Records contained in a dataset
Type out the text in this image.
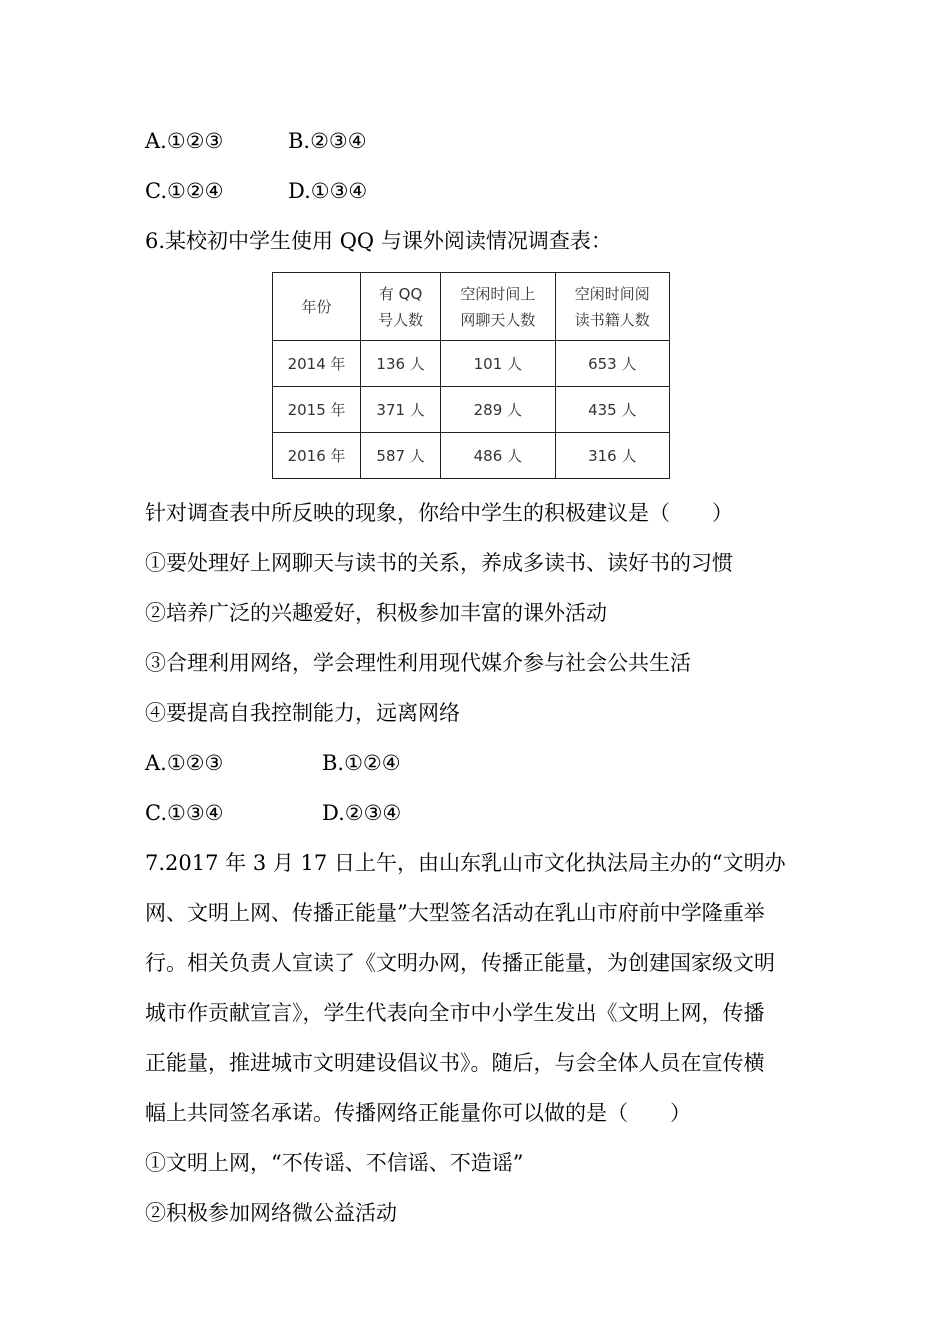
A.①②③	B.②③④
C.①②④	D.①③④
6.某校初中学生使用 QQ 与课外阅读情况调查表：
年份	有 QQ 号人数	空闲时间上网聊天人数	空闲时间阅读书籍人数
2014 年	136 人	101 人	653 人
2015 年	371 人	289 人	435 人
2016 年	587 人	486 人	316 人
针对调查表中所反映的现象，你给中学生的积极建议是（　　）
①要处理好上网聊天与读书的关系，养成多读书、读好书的习惯
②培养广泛的兴趣爱好，积极参加丰富的课外活动
③合理利用网络，学会理性利用现代媒介参与社会公共生活
④要提高自我控制能力，远离网络
A.①②③	B.①②④
C.①③④	D.②③④
7.2017 年 3 月 17 日上午，由山东乳山市文化执法局主办的“文明办
网、文明上网、传播正能量”大型签名活动在乳山市府前中学隆重举
行。相关负责人宣读了《文明办网，传播正能量，为创建国家级文明
城市作贡献宣言》，学生代表向全市中小学生发出《文明上网，传播
正能量，推进城市文明建设倡议书》。随后，与会全体人员在宣传横
幅上共同签名承诺。传播网络正能量你可以做的是（　　）
①文明上网，“不传谣、不信谣、不造谣”
②积极参加网络微公益活动
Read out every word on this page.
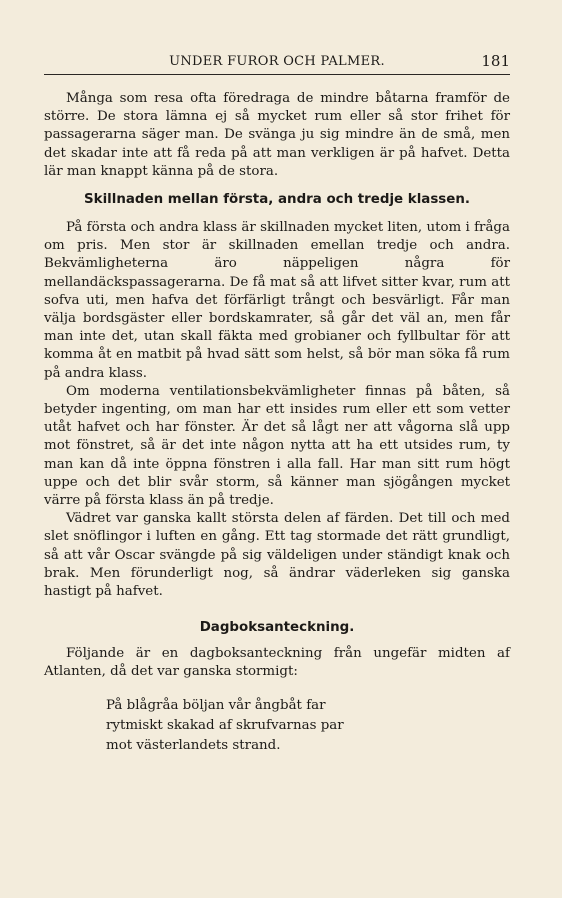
UNDER FUROR OCH PALMER.	181

Många som resa ofta föredraga de mindre båtarna framför de större. De stora lämna ej så mycket rum eller så stor frihet för passagerarna säger man. De svänga ju sig mindre än de små, men det skadar inte att få reda på att man verkligen är på hafvet. Detta lär man knappt känna på de stora.

Skillnaden mellan första, andra och tredje klassen.

På första och andra klass är skillnaden mycket liten, utom i fråga om pris. Men stor är skillnaden emellan tredje och andra. Bekvämligheterna äro näppeligen några för mellandäckspassagerarna. De få mat så att lifvet sitter kvar, rum att sofva uti, men hafva det förfärligt trångt och besvärligt. Får man välja bordsgäster eller bordskamrater, så går det väl an, men får man inte det, utan skall fäkta med grobianer och fyllbultar för att komma åt en matbit på hvad sätt som helst, så bör man söka få rum på andra klass.

Om moderna ventilationsbekvämligheter finnas på båten, så betyder ingenting, om man har ett insides rum eller ett som vetter utåt hafvet och har fönster. Är det så lågt ner att vågorna slå upp mot fönstret, så är det inte någon nytta att ha ett utsides rum, ty man kan då inte öppna fönstren i alla fall. Har man sitt rum högt uppe och det blir svår storm, så känner man sjögången mycket värre på första klass än på tredje.

Vädret var ganska kallt största delen af färden. Det till och med slet snöflingor i luften en gång. Ett tag stormade det rätt grundligt, så att vår Oscar svängde på sig väldeligen under ständigt knak och brak. Men förunderligt nog, så ändrar väderleken sig ganska hastigt på hafvet.

Dagboksanteckning.

Följande är en dagboksanteckning från ungefär midten af Atlanten, då det var ganska stormigt:

På blågråa böljan vår ångbåt far
rytmiskt skakad af skrufvarnas par
mot västerlandets strand.
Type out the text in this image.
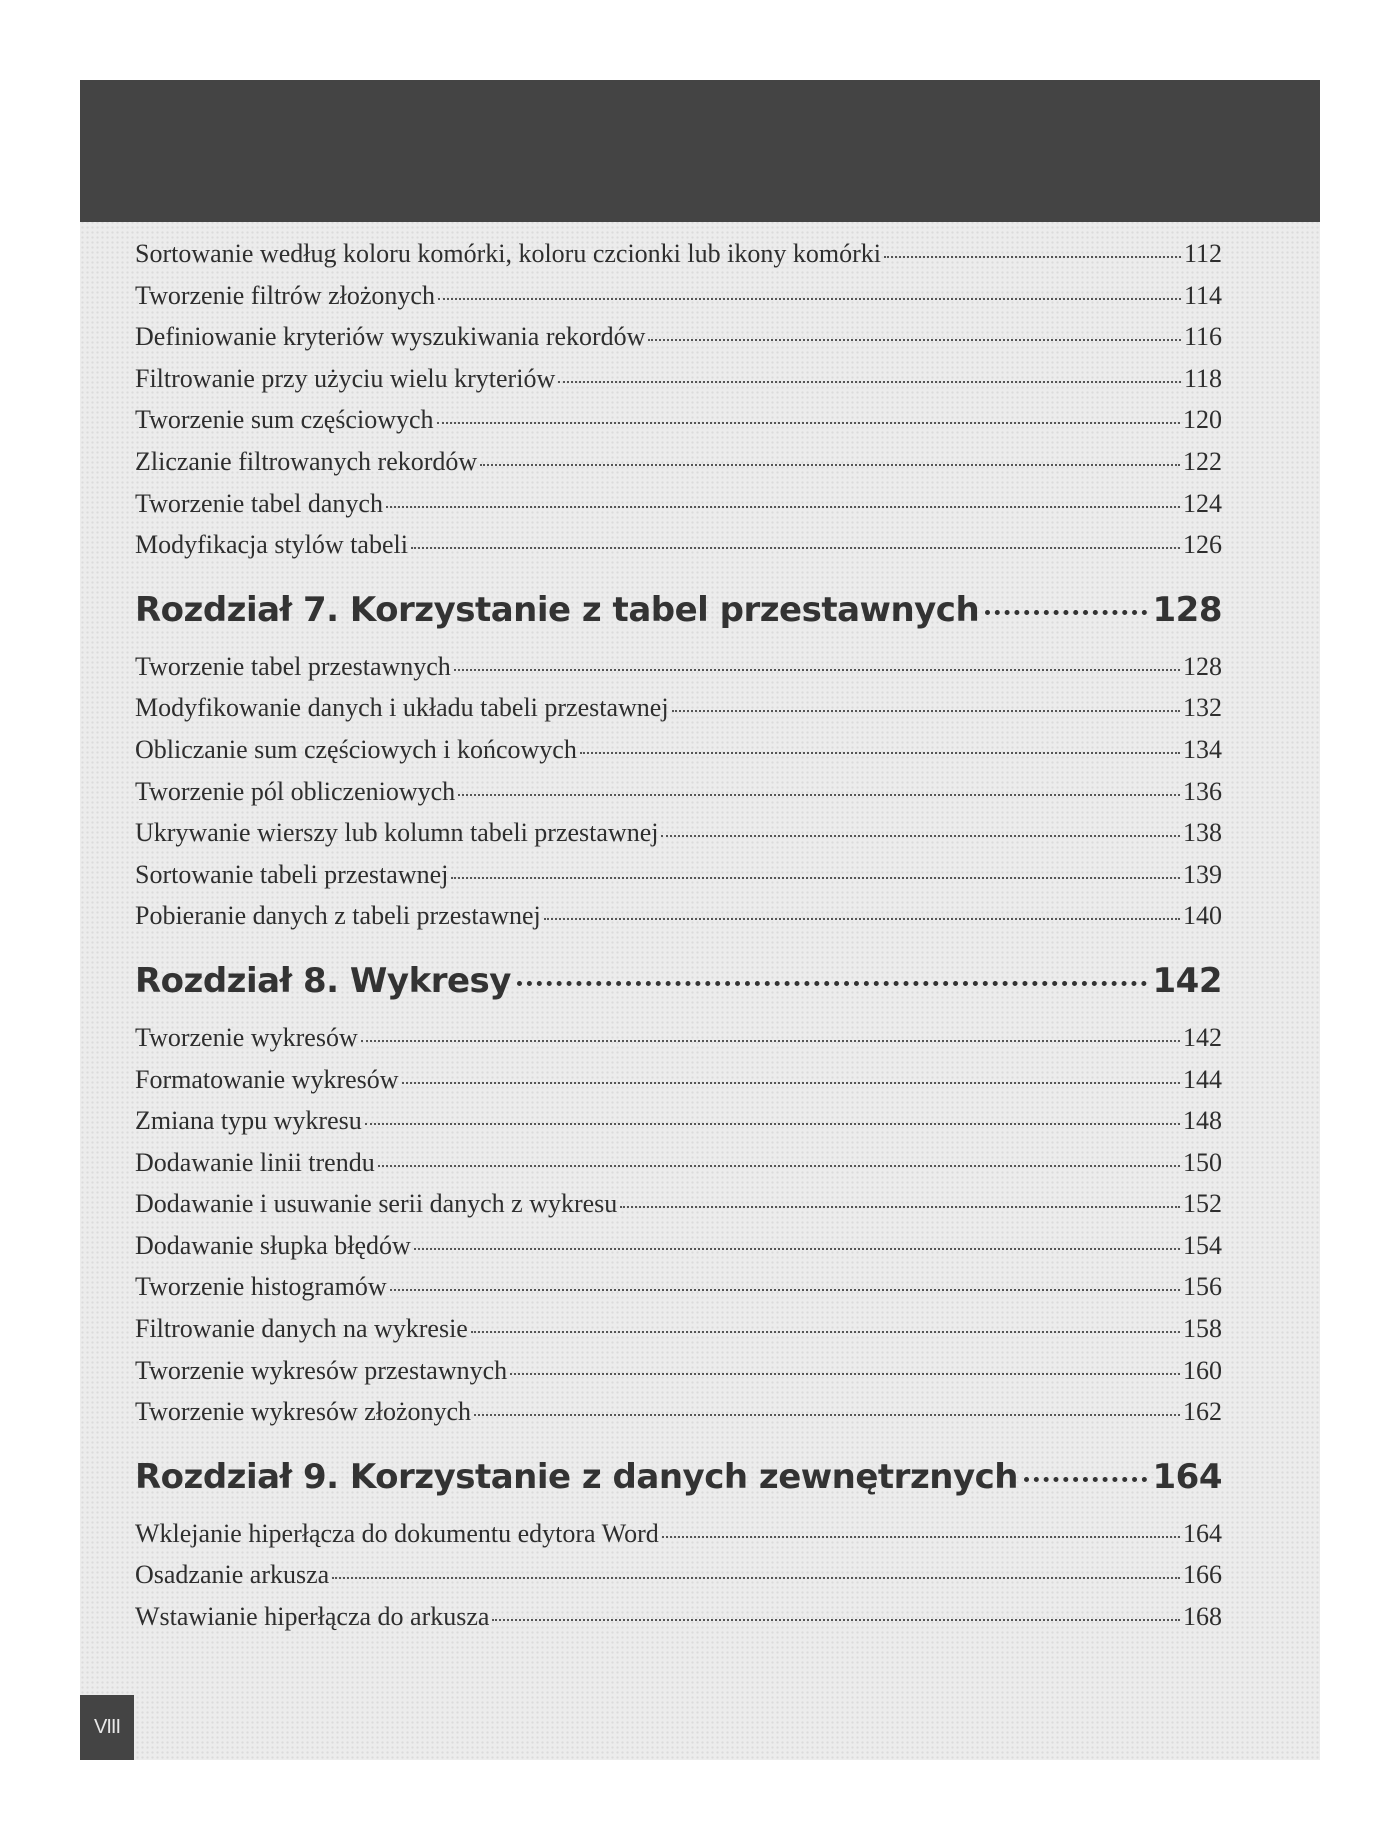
Sortowanie według koloru komórki, koloru czcionki lub ikony komórki	112
Tworzenie filtrów złożonych	114
Definiowanie kryteriów wyszukiwania rekordów	116
Filtrowanie przy użyciu wielu kryteriów	118
Tworzenie sum częściowych	120
Zliczanie filtrowanych rekordów	122
Tworzenie tabel danych	124
Modyfikacja stylów tabeli	126
Rozdział 7. Korzystanie z tabel przestawnych	128
Tworzenie tabel przestawnych	128
Modyfikowanie danych i układu tabeli przestawnej	132
Obliczanie sum częściowych i końcowych	134
Tworzenie pól obliczeniowych	136
Ukrywanie wierszy lub kolumn tabeli przestawnej	138
Sortowanie tabeli przestawnej	139
Pobieranie danych z tabeli przestawnej	140
Rozdział 8. Wykresy	142
Tworzenie wykresów	142
Formatowanie wykresów	144
Zmiana typu wykresu	148
Dodawanie linii trendu	150
Dodawanie i usuwanie serii danych z wykresu	152
Dodawanie słupka błędów	154
Tworzenie histogramów	156
Filtrowanie danych na wykresie	158
Tworzenie wykresów przestawnych	160
Tworzenie wykresów złożonych	162
Rozdział 9. Korzystanie z danych zewnętrznych	164
Wklejanie hiperłącza do dokumentu edytora Word	164
Osadzanie arkusza	166
Wstawianie hiperłącza do arkusza	168
VIII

#### [Required task]
Go through the material above and copy each line that has the word "eller".

#### [Full response]
Många som resa ofta föredraga de mindre båtarna framför de större. De stora lämna ej så mycket rum eller så stor frihet för passagerarna säger man. De svänga ju sig mindre än de små, men det skadar inte att få reda på att man verkligen är på hafvet. Detta lär man knappt känna på de stora.
På första och andra klass är skillnaden mycket liten, utom i fråga om pris. Men stor är skillnaden emellan tredje och andra. Bekvämligheterna äro näppeligen några för mellandäckspassagerarna. De få mat så att lifvet sitter kvar, rum att sofva uti, men hafva det förfärligt trångt och besvärligt. Får man välja bordsgäster eller bordskamrater, så går det väl an, men får man inte det, utan skall fäkta med grobianer och fyllbultar för att komma åt en matbit på hvad sätt som helst, så bör man söka få rum på andra klass.
Om moderna ventilationsbekvämligheter finnas på båten, så betyder ingenting, om man har ett insides rum eller ett som vetter utåt hafvet och har fönster. Är det så lågt ner att vågorna slå upp mot fönstret, så är det inte någon nytta att ha ett utsides rum, ty man kan då inte öppna fönstren i alla fall. Har man sitt rum högt uppe och det blir svår storm, så känner man sjögången mycket värre på första klass än på tredje.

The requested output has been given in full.